STATED EXERCISE: Print, exactly and completely, every entry in the data.

(Collected data)
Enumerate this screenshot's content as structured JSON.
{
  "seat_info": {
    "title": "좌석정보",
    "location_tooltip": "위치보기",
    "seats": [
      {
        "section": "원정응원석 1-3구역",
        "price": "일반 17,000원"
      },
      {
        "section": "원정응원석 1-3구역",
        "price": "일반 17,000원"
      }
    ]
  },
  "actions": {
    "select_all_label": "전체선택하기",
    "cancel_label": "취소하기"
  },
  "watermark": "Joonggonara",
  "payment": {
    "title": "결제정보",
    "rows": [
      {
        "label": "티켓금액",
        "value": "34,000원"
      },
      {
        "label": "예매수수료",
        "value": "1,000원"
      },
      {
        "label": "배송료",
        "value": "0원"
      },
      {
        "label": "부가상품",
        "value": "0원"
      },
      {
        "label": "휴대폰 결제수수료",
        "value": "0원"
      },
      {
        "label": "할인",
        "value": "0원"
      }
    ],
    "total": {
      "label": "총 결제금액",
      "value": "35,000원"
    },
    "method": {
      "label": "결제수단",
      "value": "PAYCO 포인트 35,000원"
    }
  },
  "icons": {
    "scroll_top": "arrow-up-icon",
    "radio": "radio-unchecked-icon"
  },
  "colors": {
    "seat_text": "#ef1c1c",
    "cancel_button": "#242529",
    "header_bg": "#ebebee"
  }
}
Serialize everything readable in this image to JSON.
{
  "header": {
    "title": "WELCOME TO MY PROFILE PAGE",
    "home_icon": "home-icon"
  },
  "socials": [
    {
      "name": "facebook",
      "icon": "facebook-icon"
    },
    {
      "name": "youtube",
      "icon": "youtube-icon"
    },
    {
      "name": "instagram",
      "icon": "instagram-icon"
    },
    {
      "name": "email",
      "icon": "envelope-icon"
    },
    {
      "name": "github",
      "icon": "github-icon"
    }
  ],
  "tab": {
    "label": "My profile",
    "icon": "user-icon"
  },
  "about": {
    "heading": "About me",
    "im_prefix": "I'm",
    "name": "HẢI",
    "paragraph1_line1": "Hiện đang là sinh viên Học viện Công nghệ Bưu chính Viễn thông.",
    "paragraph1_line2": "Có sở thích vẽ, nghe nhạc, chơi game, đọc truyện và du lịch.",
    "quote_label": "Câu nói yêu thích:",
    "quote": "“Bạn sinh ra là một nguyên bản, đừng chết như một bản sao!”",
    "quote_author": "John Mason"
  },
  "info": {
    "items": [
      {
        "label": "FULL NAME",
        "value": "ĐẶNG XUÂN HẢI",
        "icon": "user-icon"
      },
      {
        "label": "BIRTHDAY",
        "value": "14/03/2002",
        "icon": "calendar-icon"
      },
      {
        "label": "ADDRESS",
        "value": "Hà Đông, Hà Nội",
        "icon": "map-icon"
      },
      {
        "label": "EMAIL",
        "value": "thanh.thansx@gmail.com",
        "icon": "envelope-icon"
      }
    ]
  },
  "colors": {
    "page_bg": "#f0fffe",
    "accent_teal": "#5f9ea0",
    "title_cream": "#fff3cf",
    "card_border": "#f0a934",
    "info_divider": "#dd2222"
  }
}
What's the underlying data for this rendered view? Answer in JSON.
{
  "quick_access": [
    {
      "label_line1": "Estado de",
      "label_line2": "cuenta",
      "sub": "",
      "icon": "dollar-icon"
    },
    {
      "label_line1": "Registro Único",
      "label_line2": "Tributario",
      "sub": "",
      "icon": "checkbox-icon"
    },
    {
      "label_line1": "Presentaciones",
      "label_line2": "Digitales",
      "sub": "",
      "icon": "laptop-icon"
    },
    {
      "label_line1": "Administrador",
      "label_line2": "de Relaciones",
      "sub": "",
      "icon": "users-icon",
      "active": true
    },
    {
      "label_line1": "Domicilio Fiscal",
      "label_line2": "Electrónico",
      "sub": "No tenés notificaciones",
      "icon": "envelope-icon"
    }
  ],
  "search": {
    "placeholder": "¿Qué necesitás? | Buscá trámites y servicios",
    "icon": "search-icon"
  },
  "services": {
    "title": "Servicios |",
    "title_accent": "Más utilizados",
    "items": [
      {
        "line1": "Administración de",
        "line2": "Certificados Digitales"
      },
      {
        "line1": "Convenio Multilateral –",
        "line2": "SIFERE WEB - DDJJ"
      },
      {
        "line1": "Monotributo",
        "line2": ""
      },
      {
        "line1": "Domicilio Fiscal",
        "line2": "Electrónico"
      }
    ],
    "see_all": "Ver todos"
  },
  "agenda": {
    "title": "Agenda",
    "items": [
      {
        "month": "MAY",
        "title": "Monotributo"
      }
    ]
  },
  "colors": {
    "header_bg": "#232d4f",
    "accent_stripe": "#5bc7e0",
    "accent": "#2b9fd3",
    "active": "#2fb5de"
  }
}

RESULT:
Enumerate this screenshot's content as structured JSON.
{
  "seat_info": {
    "title": "좌석정보",
    "location_tooltip": "위치보기",
    "seats": [
      {
        "section": "원정응원석 1-3구역",
        "price": "일반 17,000원"
      },
      {
        "section": "원정응원석 1-3구역",
        "price": "일반 17,000원"
      }
    ]
  },
  "actions": {
    "select_all_label": "전체선택하기",
    "cancel_label": "취소하기"
  },
  "watermark": "Joonggonara",
  "payment": {
    "title": "결제정보",
    "rows": [
      {
        "label": "티켓금액",
        "value": "34,000원"
      },
      {
        "label": "예매수수료",
        "value": "1,000원"
      },
      {
        "label": "배송료",
        "value": "0원"
      },
      {
        "label": "부가상품",
        "value": "0원"
      },
      {
        "label": "휴대폰 결제수수료",
        "value": "0원"
      },
      {
        "label": "할인",
        "value": "0원"
      }
    ],
    "total": {
      "label": "총 결제금액",
      "value": "35,000원"
    },
    "method": {
      "label": "결제수단",
      "value": "PAYCO 포인트 35,000원"
    }
  },
  "icons": {
    "scroll_top": "arrow-up-icon",
    "radio": "radio-unchecked-icon"
  },
  "colors": {
    "seat_text": "#ef1c1c",
    "cancel_button": "#242529",
    "header_bg": "#ebebee"
  }
}
Serialize everything readable in this image to JSON.
{
  "header": {
    "title": "WELCOME TO MY PROFILE PAGE",
    "home_icon": "home-icon"
  },
  "socials": [
    {
      "name": "facebook",
      "icon": "facebook-icon"
    },
    {
      "name": "youtube",
      "icon": "youtube-icon"
    },
    {
      "name": "instagram",
      "icon": "instagram-icon"
    },
    {
      "name": "email",
      "icon": "envelope-icon"
    },
    {
      "name": "github",
      "icon": "github-icon"
    }
  ],
  "tab": {
    "label": "My profile",
    "icon": "user-icon"
  },
  "about": {
    "heading": "About me",
    "im_prefix": "I'm",
    "name": "HẢI",
    "paragraph1_line1": "Hiện đang là sinh viên Học viện Công nghệ Bưu chính Viễn thông.",
    "paragraph1_line2": "Có sở thích vẽ, nghe nhạc, chơi game, đọc truyện và du lịch.",
    "quote_label": "Câu nói yêu thích:",
    "quote": "“Bạn sinh ra là một nguyên bản, đừng chết như một bản sao!”",
    "quote_author": "John Mason"
  },
  "info": {
    "items": [
      {
        "label": "FULL NAME",
        "value": "ĐẶNG XUÂN HẢI",
        "icon": "user-icon"
      },
      {
        "label": "BIRTHDAY",
        "value": "14/03/2002",
        "icon": "calendar-icon"
      },
      {
        "label": "ADDRESS",
        "value": "Hà Đông, Hà Nội",
        "icon": "map-icon"
      },
      {
        "label": "EMAIL",
        "value": "thanh.thansx@gmail.com",
        "icon": "envelope-icon"
      }
    ]
  },
  "colors": {
    "page_bg": "#f0fffe",
    "accent_teal": "#5f9ea0",
    "title_cream": "#fff3cf",
    "card_border": "#f0a934",
    "info_divider": "#dd2222"
  }
}
What's the underlying data for this rendered view? Answer in JSON.
{
  "quick_access": [
    {
      "label_line1": "Estado de",
      "label_line2": "cuenta",
      "sub": "",
      "icon": "dollar-icon"
    },
    {
      "label_line1": "Registro Único",
      "label_line2": "Tributario",
      "sub": "",
      "icon": "checkbox-icon"
    },
    {
      "label_line1": "Presentaciones",
      "label_line2": "Digitales",
      "sub": "",
      "icon": "laptop-icon"
    },
    {
      "label_line1": "Administrador",
      "label_line2": "de Relaciones",
      "sub": "",
      "icon": "users-icon",
      "active": true
    },
    {
      "label_line1": "Domicilio Fiscal",
      "label_line2": "Electrónico",
      "sub": "No tenés notificaciones",
      "icon": "envelope-icon"
    }
  ],
  "search": {
    "placeholder": "¿Qué necesitás? | Buscá trámites y servicios",
    "icon": "search-icon"
  },
  "services": {
    "title": "Servicios |",
    "title_accent": "Más utilizados",
    "items": [
      {
        "line1": "Administración de",
        "line2": "Certificados Digitales"
      },
      {
        "line1": "Convenio Multilateral –",
        "line2": "SIFERE WEB - DDJJ"
      },
      {
        "line1": "Monotributo",
        "line2": ""
      },
      {
        "line1": "Domicilio Fiscal",
        "line2": "Electrónico"
      }
    ],
    "see_all": "Ver todos"
  },
  "agenda": {
    "title": "Agenda",
    "items": [
      {
        "month": "MAY",
        "title": "Monotributo"
      }
    ]
  },
  "colors": {
    "header_bg": "#232d4f",
    "accent_stripe": "#5bc7e0",
    "accent": "#2b9fd3",
    "active": "#2fb5de"
  }
}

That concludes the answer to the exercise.